Data:
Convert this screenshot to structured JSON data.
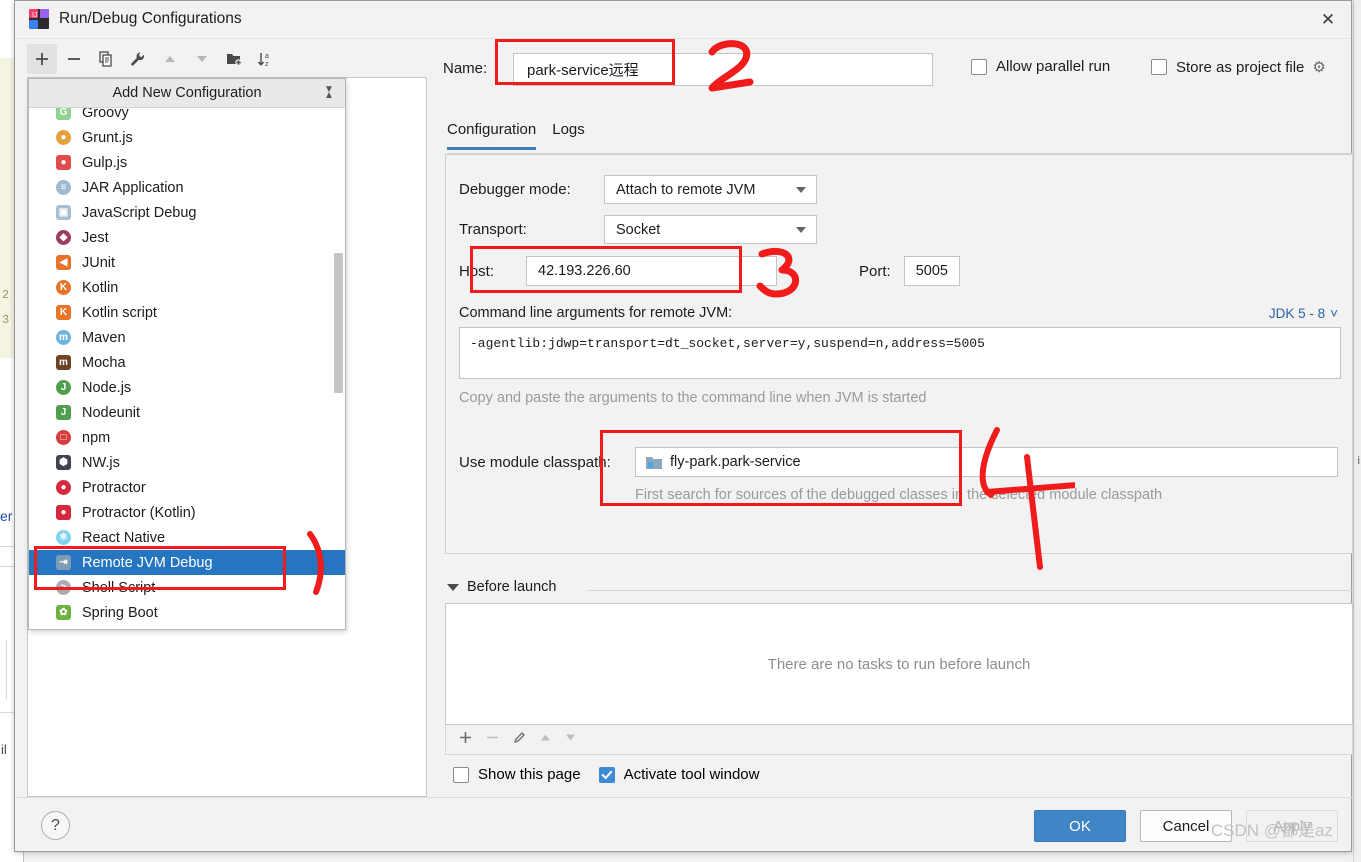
{
  "window": {
    "title": "Run/Debug Configurations",
    "app_icon": "intellij-idea-icon",
    "close_label": "✕"
  },
  "toolbar": {
    "buttons": [
      {
        "name": "add-configuration-button",
        "glyph": "+",
        "state": "active"
      },
      {
        "name": "remove-configuration-button",
        "glyph": "−",
        "state": "normal"
      },
      {
        "name": "copy-configuration-button",
        "glyph": "⧉",
        "state": "normal"
      },
      {
        "name": "edit-templates-button",
        "glyph": "ὒ7",
        "state": "normal"
      },
      {
        "name": "move-up-button",
        "glyph": "▲",
        "state": "dim"
      },
      {
        "name": "move-down-button",
        "glyph": "▼",
        "state": "dim"
      },
      {
        "name": "new-folder-button",
        "glyph": "Ὄ1",
        "state": "normal"
      },
      {
        "name": "sort-configurations-button",
        "glyph": "↓",
        "state": "normal"
      }
    ]
  },
  "add_popup": {
    "header": "Add New Configuration",
    "collapse_icon": "collapse-all-icon",
    "items": [
      {
        "label": "Groovy",
        "icon": "groovy-icon",
        "color": "#8fd18f",
        "glyph": "G",
        "selected": false
      },
      {
        "label": "Grunt.js",
        "icon": "grunt-icon",
        "color": "#e5a13a",
        "glyph": "●",
        "selected": false
      },
      {
        "label": "Gulp.js",
        "icon": "gulp-icon",
        "color": "#e04c4c",
        "glyph": "●",
        "selected": false
      },
      {
        "label": "JAR Application",
        "icon": "jar-icon",
        "color": "#9fb9cf",
        "glyph": "≡",
        "selected": false
      },
      {
        "label": "JavaScript Debug",
        "icon": "javascript-debug-icon",
        "color": "#a7bed2",
        "glyph": "▣",
        "selected": false
      },
      {
        "label": "Jest",
        "icon": "jest-icon",
        "color": "#9b3c63",
        "glyph": "◆",
        "selected": false
      },
      {
        "label": "JUnit",
        "icon": "junit-icon",
        "color": "#e8722c",
        "glyph": "◀",
        "selected": false
      },
      {
        "label": "Kotlin",
        "icon": "kotlin-icon",
        "color": "#e8742a",
        "glyph": "K",
        "selected": false
      },
      {
        "label": "Kotlin script",
        "icon": "kotlin-script-icon",
        "color": "#e8742a",
        "glyph": "K",
        "selected": false
      },
      {
        "label": "Maven",
        "icon": "maven-icon",
        "color": "#72b4dd",
        "glyph": "m",
        "selected": false
      },
      {
        "label": "Mocha",
        "icon": "mocha-icon",
        "color": "#6b4423",
        "glyph": "m",
        "selected": false
      },
      {
        "label": "Node.js",
        "icon": "nodejs-icon",
        "color": "#4f9f4f",
        "glyph": "J",
        "selected": false
      },
      {
        "label": "Nodeunit",
        "icon": "nodeunit-icon",
        "color": "#4f9f4f",
        "glyph": "J",
        "selected": false
      },
      {
        "label": "npm",
        "icon": "npm-icon",
        "color": "#d63b3b",
        "glyph": "□",
        "selected": false
      },
      {
        "label": "NW.js",
        "icon": "nwjs-icon",
        "color": "#3f4550",
        "glyph": "⬢",
        "selected": false
      },
      {
        "label": "Protractor",
        "icon": "protractor-icon",
        "color": "#d6293e",
        "glyph": "●",
        "selected": false
      },
      {
        "label": "Protractor (Kotlin)",
        "icon": "protractor-kotlin-icon",
        "color": "#d6293e",
        "glyph": "●",
        "selected": false
      },
      {
        "label": "React Native",
        "icon": "react-native-icon",
        "color": "#7fd3ec",
        "glyph": "⚛",
        "selected": false
      },
      {
        "label": "Remote JVM Debug",
        "icon": "remote-jvm-debug-icon",
        "color": "#7e9bb5",
        "glyph": "⇥",
        "selected": true
      },
      {
        "label": "Shell Script",
        "icon": "shell-script-icon",
        "color": "#a8aeb4",
        "glyph": ">",
        "selected": false
      },
      {
        "label": "Spring Boot",
        "icon": "spring-boot-icon",
        "color": "#6db33f",
        "glyph": "✿",
        "selected": false
      }
    ]
  },
  "name_field": {
    "label": "Name:",
    "value": "park-service远程"
  },
  "top_options": {
    "allow_parallel_run": {
      "label": "Allow parallel run",
      "checked": false
    },
    "store_as_project_file": {
      "label": "Store as project file",
      "checked": false,
      "gear_icon": "gear-icon"
    }
  },
  "tabs": [
    {
      "label": "Configuration",
      "active": true
    },
    {
      "label": "Logs",
      "active": false
    }
  ],
  "configuration": {
    "debugger_mode": {
      "label": "Debugger mode:",
      "value": "Attach to remote JVM"
    },
    "transport": {
      "label": "Transport:",
      "value": "Socket"
    },
    "host": {
      "label": "Host:",
      "value": "42.193.226.60"
    },
    "port": {
      "label": "Port:",
      "value": "5005"
    },
    "cmdline": {
      "label": "Command line arguments for remote JVM:",
      "jdk_selector": "JDK 5 - 8",
      "value": "-agentlib:jdwp=transport=dt_socket,server=y,suspend=n,address=5005",
      "hint": "Copy and paste the arguments to the command line when JVM is started"
    },
    "module_classpath": {
      "label": "Use module classpath:",
      "value": "fly-park.park-service",
      "icon": "module-icon",
      "hint": "First search for sources of the debugged classes in the selected module classpath"
    }
  },
  "before_launch": {
    "title": "Before launch",
    "empty_text": "There are no tasks to run before launch",
    "toolbar": [
      {
        "name": "add-task-button",
        "glyph": "+",
        "state": "normal"
      },
      {
        "name": "remove-task-button",
        "glyph": "−",
        "state": "dim"
      },
      {
        "name": "edit-task-button",
        "glyph": "✐",
        "state": "normal"
      },
      {
        "name": "task-move-up-button",
        "glyph": "▲",
        "state": "dim"
      },
      {
        "name": "task-move-down-button",
        "glyph": "▼",
        "state": "dim"
      }
    ],
    "show_this_page": {
      "label": "Show this page",
      "checked": false
    },
    "activate_tool_window": {
      "label": "Activate tool window",
      "checked": true
    }
  },
  "footer": {
    "help_label": "?",
    "ok_label": "OK",
    "cancel_label": "Cancel",
    "apply_label": "Apply"
  },
  "annotations": {
    "mark_1": "1",
    "mark_2": "2",
    "mark_3": "3",
    "mark_4": "4",
    "color": "#f21b1b"
  },
  "watermark": "CSDN @都是az",
  "background": {
    "gutter_numbers": [
      "2",
      "3"
    ],
    "word_fragment": "er",
    "word_fragment2": "il"
  }
}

What to produce: Drop the images and repeat the data exactly.

Solved problem:
Convert this screenshot to structured JSON data.
{
  "window": {
    "title": "Run/Debug Configurations",
    "app_icon": "intellij-idea-icon",
    "close_label": "✕"
  },
  "toolbar": {
    "buttons": [
      {
        "name": "add-configuration-button",
        "glyph": "+",
        "state": "active"
      },
      {
        "name": "remove-configuration-button",
        "glyph": "−",
        "state": "normal"
      },
      {
        "name": "copy-configuration-button",
        "glyph": "⧉",
        "state": "normal"
      },
      {
        "name": "edit-templates-button",
        "glyph": "ὒ7",
        "state": "normal"
      },
      {
        "name": "move-up-button",
        "glyph": "▲",
        "state": "dim"
      },
      {
        "name": "move-down-button",
        "glyph": "▼",
        "state": "dim"
      },
      {
        "name": "new-folder-button",
        "glyph": "Ὄ1",
        "state": "normal"
      },
      {
        "name": "sort-configurations-button",
        "glyph": "↓",
        "state": "normal"
      }
    ]
  },
  "add_popup": {
    "header": "Add New Configuration",
    "collapse_icon": "collapse-all-icon",
    "items": [
      {
        "label": "Groovy",
        "icon": "groovy-icon",
        "color": "#8fd18f",
        "glyph": "G",
        "selected": false
      },
      {
        "label": "Grunt.js",
        "icon": "grunt-icon",
        "color": "#e5a13a",
        "glyph": "●",
        "selected": false
      },
      {
        "label": "Gulp.js",
        "icon": "gulp-icon",
        "color": "#e04c4c",
        "glyph": "●",
        "selected": false
      },
      {
        "label": "JAR Application",
        "icon": "jar-icon",
        "color": "#9fb9cf",
        "glyph": "≡",
        "selected": false
      },
      {
        "label": "JavaScript Debug",
        "icon": "javascript-debug-icon",
        "color": "#a7bed2",
        "glyph": "▣",
        "selected": false
      },
      {
        "label": "Jest",
        "icon": "jest-icon",
        "color": "#9b3c63",
        "glyph": "◆",
        "selected": false
      },
      {
        "label": "JUnit",
        "icon": "junit-icon",
        "color": "#e8722c",
        "glyph": "◀",
        "selected": false
      },
      {
        "label": "Kotlin",
        "icon": "kotlin-icon",
        "color": "#e8742a",
        "glyph": "K",
        "selected": false
      },
      {
        "label": "Kotlin script",
        "icon": "kotlin-script-icon",
        "color": "#e8742a",
        "glyph": "K",
        "selected": false
      },
      {
        "label": "Maven",
        "icon": "maven-icon",
        "color": "#72b4dd",
        "glyph": "m",
        "selected": false
      },
      {
        "label": "Mocha",
        "icon": "mocha-icon",
        "color": "#6b4423",
        "glyph": "m",
        "selected": false
      },
      {
        "label": "Node.js",
        "icon": "nodejs-icon",
        "color": "#4f9f4f",
        "glyph": "J",
        "selected": false
      },
      {
        "label": "Nodeunit",
        "icon": "nodeunit-icon",
        "color": "#4f9f4f",
        "glyph": "J",
        "selected": false
      },
      {
        "label": "npm",
        "icon": "npm-icon",
        "color": "#d63b3b",
        "glyph": "□",
        "selected": false
      },
      {
        "label": "NW.js",
        "icon": "nwjs-icon",
        "color": "#3f4550",
        "glyph": "⬢",
        "selected": false
      },
      {
        "label": "Protractor",
        "icon": "protractor-icon",
        "color": "#d6293e",
        "glyph": "●",
        "selected": false
      },
      {
        "label": "Protractor (Kotlin)",
        "icon": "protractor-kotlin-icon",
        "color": "#d6293e",
        "glyph": "●",
        "selected": false
      },
      {
        "label": "React Native",
        "icon": "react-native-icon",
        "color": "#7fd3ec",
        "glyph": "⚛",
        "selected": false
      },
      {
        "label": "Remote JVM Debug",
        "icon": "remote-jvm-debug-icon",
        "color": "#7e9bb5",
        "glyph": "⇥",
        "selected": true
      },
      {
        "label": "Shell Script",
        "icon": "shell-script-icon",
        "color": "#a8aeb4",
        "glyph": ">",
        "selected": false
      },
      {
        "label": "Spring Boot",
        "icon": "spring-boot-icon",
        "color": "#6db33f",
        "glyph": "✿",
        "selected": false
      }
    ]
  },
  "name_field": {
    "label": "Name:",
    "value": "park-service远程"
  },
  "top_options": {
    "allow_parallel_run": {
      "label": "Allow parallel run",
      "checked": false
    },
    "store_as_project_file": {
      "label": "Store as project file",
      "checked": false,
      "gear_icon": "gear-icon"
    }
  },
  "tabs": [
    {
      "label": "Configuration",
      "active": true
    },
    {
      "label": "Logs",
      "active": false
    }
  ],
  "configuration": {
    "debugger_mode": {
      "label": "Debugger mode:",
      "value": "Attach to remote JVM"
    },
    "transport": {
      "label": "Transport:",
      "value": "Socket"
    },
    "host": {
      "label": "Host:",
      "value": "42.193.226.60"
    },
    "port": {
      "label": "Port:",
      "value": "5005"
    },
    "cmdline": {
      "label": "Command line arguments for remote JVM:",
      "jdk_selector": "JDK 5 - 8",
      "value": "-agentlib:jdwp=transport=dt_socket,server=y,suspend=n,address=5005",
      "hint": "Copy and paste the arguments to the command line when JVM is started"
    },
    "module_classpath": {
      "label": "Use module classpath:",
      "value": "fly-park.park-service",
      "icon": "module-icon",
      "hint": "First search for sources of the debugged classes in the selected module classpath"
    }
  },
  "before_launch": {
    "title": "Before launch",
    "empty_text": "There are no tasks to run before launch",
    "toolbar": [
      {
        "name": "add-task-button",
        "glyph": "+",
        "state": "normal"
      },
      {
        "name": "remove-task-button",
        "glyph": "−",
        "state": "dim"
      },
      {
        "name": "edit-task-button",
        "glyph": "✐",
        "state": "normal"
      },
      {
        "name": "task-move-up-button",
        "glyph": "▲",
        "state": "dim"
      },
      {
        "name": "task-move-down-button",
        "glyph": "▼",
        "state": "dim"
      }
    ],
    "show_this_page": {
      "label": "Show this page",
      "checked": false
    },
    "activate_tool_window": {
      "label": "Activate tool window",
      "checked": true
    }
  },
  "footer": {
    "help_label": "?",
    "ok_label": "OK",
    "cancel_label": "Cancel",
    "apply_label": "Apply"
  },
  "annotations": {
    "mark_1": "1",
    "mark_2": "2",
    "mark_3": "3",
    "mark_4": "4",
    "color": "#f21b1b"
  },
  "watermark": "CSDN @都是az",
  "background": {
    "gutter_numbers": [
      "2",
      "3"
    ],
    "word_fragment": "er",
    "word_fragment2": "il"
  }
}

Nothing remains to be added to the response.